**ENTRIES PROVIDED:**

--------------------------------------------------

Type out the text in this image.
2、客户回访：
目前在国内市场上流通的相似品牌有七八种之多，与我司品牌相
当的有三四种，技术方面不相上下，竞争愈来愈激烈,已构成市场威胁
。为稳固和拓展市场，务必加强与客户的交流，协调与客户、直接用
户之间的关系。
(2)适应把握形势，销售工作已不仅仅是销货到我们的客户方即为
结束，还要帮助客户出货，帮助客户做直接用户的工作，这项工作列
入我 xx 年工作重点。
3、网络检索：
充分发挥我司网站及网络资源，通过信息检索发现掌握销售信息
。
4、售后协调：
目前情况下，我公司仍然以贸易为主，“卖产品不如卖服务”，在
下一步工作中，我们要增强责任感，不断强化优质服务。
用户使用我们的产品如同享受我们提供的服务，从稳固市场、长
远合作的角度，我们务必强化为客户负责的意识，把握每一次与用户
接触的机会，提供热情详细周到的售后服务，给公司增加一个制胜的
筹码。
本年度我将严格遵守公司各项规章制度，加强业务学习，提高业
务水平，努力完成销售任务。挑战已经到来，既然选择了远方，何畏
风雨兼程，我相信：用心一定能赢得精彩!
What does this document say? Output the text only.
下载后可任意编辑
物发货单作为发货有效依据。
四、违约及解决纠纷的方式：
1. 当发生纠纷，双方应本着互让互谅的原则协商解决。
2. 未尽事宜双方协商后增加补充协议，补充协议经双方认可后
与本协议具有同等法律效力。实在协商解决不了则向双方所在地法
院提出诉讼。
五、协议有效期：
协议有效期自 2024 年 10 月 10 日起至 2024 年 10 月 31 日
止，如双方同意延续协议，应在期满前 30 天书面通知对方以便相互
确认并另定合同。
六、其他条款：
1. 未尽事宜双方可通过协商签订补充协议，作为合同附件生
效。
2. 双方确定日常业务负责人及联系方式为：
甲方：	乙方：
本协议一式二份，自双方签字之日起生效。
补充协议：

--------------------------------------------------

**JOB:** All of the entries above should be written out again exactly.

**THE REPLY:**
Type out the text in this image.
2、客户回访：
目前在国内市场上流通的相似品牌有七八种之多，与我司品牌相
当的有三四种，技术方面不相上下，竞争愈来愈激烈,已构成市场威胁
。为稳固和拓展市场，务必加强与客户的交流，协调与客户、直接用
户之间的关系。
(2)适应把握形势，销售工作已不仅仅是销货到我们的客户方即为
结束，还要帮助客户出货，帮助客户做直接用户的工作，这项工作列
入我 xx 年工作重点。
3、网络检索：
充分发挥我司网站及网络资源，通过信息检索发现掌握销售信息
。
4、售后协调：
目前情况下，我公司仍然以贸易为主，“卖产品不如卖服务”，在
下一步工作中，我们要增强责任感，不断强化优质服务。
用户使用我们的产品如同享受我们提供的服务，从稳固市场、长
远合作的角度，我们务必强化为客户负责的意识，把握每一次与用户
接触的机会，提供热情详细周到的售后服务，给公司增加一个制胜的
筹码。
本年度我将严格遵守公司各项规章制度，加强业务学习，提高业
务水平，努力完成销售任务。挑战已经到来，既然选择了远方，何畏
风雨兼程，我相信：用心一定能赢得精彩!
What does this document say? Output the text only.
下载后可任意编辑
物发货单作为发货有效依据。
四、违约及解决纠纷的方式：
1. 当发生纠纷，双方应本着互让互谅的原则协商解决。
2. 未尽事宜双方协商后增加补充协议，补充协议经双方认可后
与本协议具有同等法律效力。实在协商解决不了则向双方所在地法
院提出诉讼。
五、协议有效期：
协议有效期自 2024 年 10 月 10 日起至 2024 年 10 月 31 日
止，如双方同意延续协议，应在期满前 30 天书面通知对方以便相互
确认并另定合同。
六、其他条款：
1. 未尽事宜双方可通过协商签订补充协议，作为合同附件生
效。
2. 双方确定日常业务负责人及联系方式为：
甲方：	乙方：
本协议一式二份，自双方签字之日起生效。
补充协议：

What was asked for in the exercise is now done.